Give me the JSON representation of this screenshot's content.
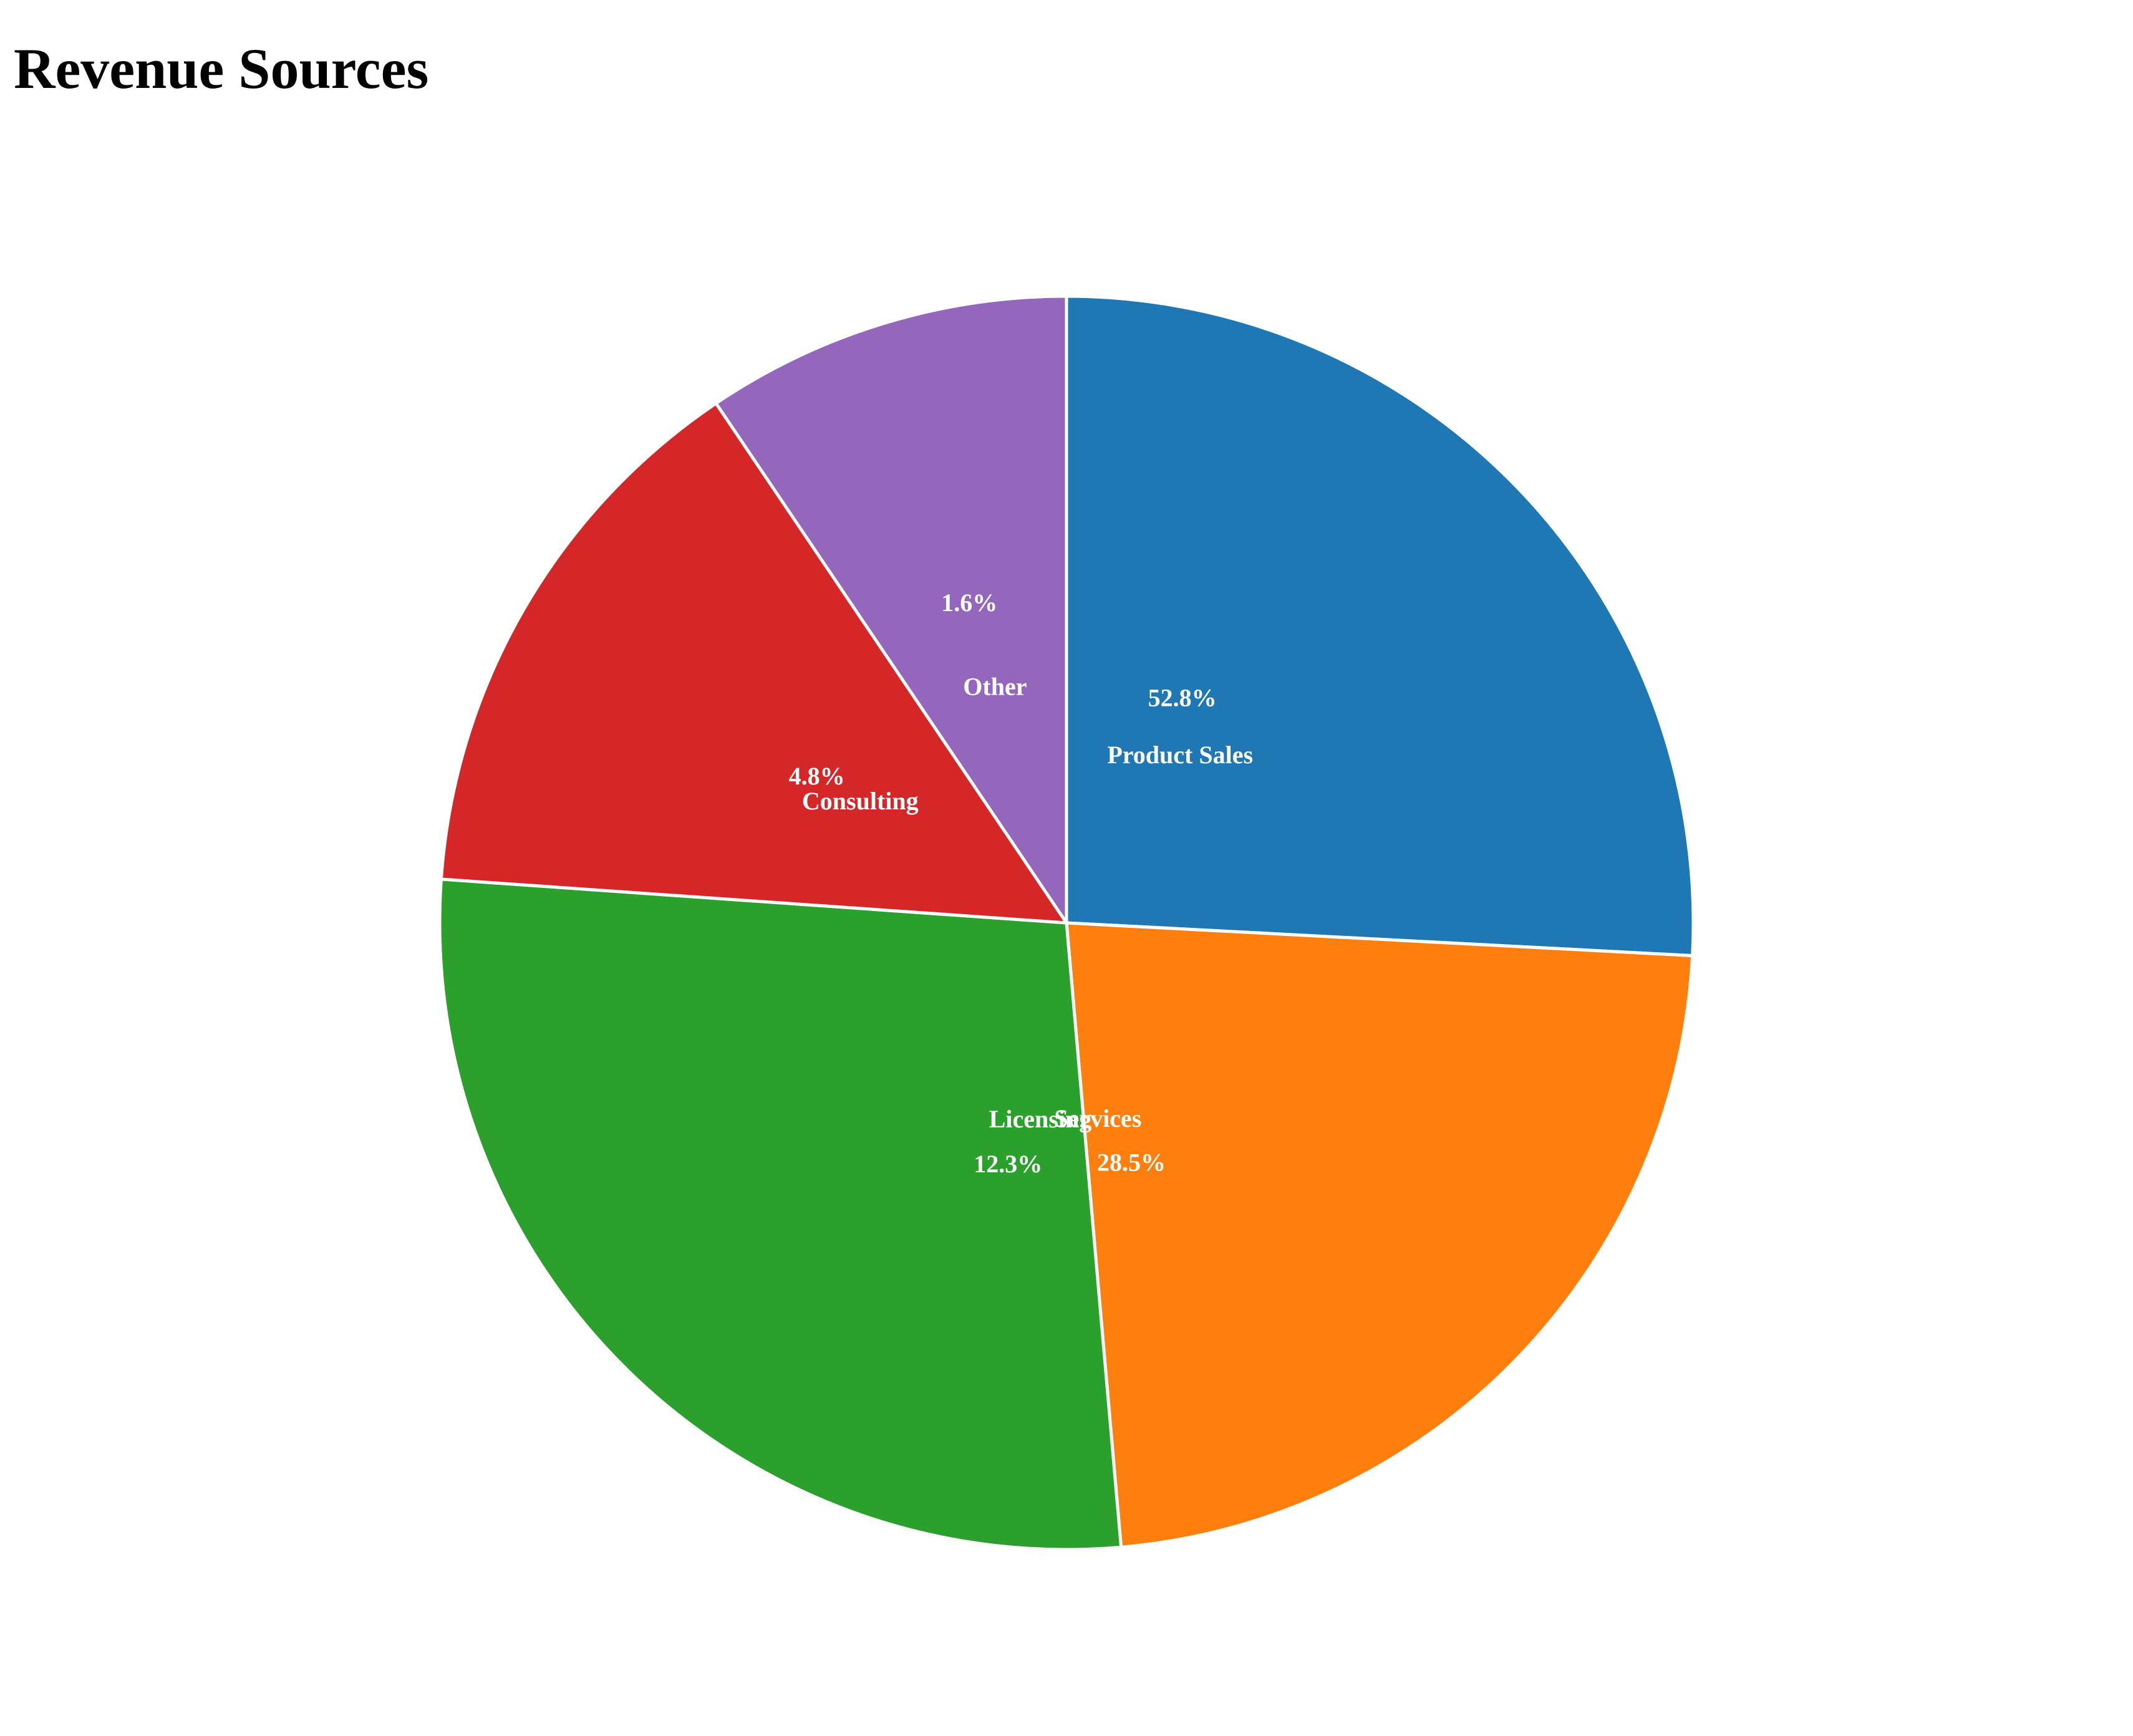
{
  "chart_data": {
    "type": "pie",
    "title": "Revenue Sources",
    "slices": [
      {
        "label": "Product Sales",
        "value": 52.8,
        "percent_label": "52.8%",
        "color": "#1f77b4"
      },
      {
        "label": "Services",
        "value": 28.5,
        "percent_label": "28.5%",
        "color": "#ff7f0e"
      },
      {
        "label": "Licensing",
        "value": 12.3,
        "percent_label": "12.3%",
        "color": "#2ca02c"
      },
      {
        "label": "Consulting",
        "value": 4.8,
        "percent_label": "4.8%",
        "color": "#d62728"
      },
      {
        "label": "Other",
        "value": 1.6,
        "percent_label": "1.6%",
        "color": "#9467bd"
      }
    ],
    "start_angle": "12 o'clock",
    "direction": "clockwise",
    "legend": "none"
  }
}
####
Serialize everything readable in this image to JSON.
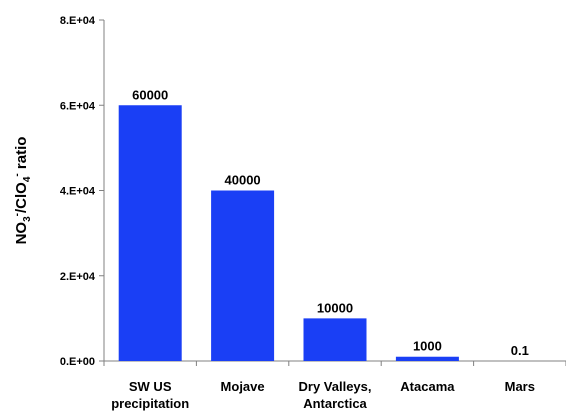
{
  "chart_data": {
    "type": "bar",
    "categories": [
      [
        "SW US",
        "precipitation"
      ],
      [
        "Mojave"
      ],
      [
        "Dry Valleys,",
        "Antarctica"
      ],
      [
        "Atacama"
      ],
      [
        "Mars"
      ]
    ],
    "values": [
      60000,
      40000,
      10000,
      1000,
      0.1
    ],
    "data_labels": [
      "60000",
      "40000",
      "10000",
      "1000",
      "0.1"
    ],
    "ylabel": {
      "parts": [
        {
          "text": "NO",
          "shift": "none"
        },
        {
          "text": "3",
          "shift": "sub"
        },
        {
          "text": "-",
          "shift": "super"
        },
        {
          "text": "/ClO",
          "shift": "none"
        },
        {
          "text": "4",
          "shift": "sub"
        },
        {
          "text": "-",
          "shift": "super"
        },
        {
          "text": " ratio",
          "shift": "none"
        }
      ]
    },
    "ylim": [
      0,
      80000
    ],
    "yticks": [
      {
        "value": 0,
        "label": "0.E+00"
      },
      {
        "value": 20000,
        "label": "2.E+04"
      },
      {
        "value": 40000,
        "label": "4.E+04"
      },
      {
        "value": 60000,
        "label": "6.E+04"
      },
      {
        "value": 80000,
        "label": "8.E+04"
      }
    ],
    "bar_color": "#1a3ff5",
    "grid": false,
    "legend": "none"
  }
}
####
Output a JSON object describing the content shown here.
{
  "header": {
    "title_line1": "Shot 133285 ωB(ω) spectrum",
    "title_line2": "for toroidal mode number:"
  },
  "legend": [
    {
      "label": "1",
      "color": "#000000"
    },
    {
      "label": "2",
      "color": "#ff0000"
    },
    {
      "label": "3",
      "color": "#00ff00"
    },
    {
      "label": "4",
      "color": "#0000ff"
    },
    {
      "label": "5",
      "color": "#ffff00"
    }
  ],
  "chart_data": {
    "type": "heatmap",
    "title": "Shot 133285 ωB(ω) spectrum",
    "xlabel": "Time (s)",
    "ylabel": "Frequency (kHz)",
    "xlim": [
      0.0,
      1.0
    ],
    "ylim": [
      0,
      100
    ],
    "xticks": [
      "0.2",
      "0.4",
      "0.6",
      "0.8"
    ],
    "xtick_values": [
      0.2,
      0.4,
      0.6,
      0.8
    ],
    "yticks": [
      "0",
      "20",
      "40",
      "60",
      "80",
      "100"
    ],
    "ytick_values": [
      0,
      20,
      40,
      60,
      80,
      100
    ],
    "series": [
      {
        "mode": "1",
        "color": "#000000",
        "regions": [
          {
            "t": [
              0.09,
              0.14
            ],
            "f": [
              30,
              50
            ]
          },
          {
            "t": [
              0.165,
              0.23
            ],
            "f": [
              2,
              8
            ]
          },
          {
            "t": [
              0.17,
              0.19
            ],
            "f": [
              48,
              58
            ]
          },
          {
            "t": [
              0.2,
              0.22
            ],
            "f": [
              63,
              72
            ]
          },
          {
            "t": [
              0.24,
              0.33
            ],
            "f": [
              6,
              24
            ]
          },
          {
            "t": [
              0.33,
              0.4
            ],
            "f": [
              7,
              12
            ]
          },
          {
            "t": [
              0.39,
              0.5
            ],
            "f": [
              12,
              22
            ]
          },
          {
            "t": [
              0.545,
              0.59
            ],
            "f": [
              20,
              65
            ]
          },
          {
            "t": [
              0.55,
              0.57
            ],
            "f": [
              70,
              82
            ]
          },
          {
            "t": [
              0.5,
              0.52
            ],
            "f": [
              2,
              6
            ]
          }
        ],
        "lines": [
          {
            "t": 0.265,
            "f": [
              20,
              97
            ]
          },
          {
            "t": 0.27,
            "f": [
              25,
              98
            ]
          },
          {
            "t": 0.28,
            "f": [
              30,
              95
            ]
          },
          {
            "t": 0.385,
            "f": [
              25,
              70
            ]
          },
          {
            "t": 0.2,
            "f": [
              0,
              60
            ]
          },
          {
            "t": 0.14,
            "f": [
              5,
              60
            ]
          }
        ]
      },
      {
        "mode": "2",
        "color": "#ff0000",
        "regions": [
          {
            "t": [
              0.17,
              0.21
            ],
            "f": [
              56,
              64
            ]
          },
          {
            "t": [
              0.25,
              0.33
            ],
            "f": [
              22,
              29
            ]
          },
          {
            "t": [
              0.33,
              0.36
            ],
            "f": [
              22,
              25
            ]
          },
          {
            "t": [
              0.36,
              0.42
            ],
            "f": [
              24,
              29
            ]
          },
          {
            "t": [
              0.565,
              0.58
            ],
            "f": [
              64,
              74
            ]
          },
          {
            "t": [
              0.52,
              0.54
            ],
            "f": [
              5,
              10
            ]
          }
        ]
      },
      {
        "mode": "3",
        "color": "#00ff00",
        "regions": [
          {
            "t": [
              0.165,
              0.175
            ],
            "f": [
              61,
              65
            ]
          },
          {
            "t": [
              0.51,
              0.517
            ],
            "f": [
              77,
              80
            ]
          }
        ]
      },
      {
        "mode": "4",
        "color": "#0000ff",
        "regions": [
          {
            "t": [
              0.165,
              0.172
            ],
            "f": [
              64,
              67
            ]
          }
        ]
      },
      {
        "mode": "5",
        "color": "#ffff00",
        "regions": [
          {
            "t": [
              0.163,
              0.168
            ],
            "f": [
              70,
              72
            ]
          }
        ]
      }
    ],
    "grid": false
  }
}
####
Return all lines with the word "mode" in them.

    "title_line2": "for toroidal mode number:"
        "mode": "1",
        "mode": "2",
        "mode": "3",
        "mode": "4",
        "mode": "5",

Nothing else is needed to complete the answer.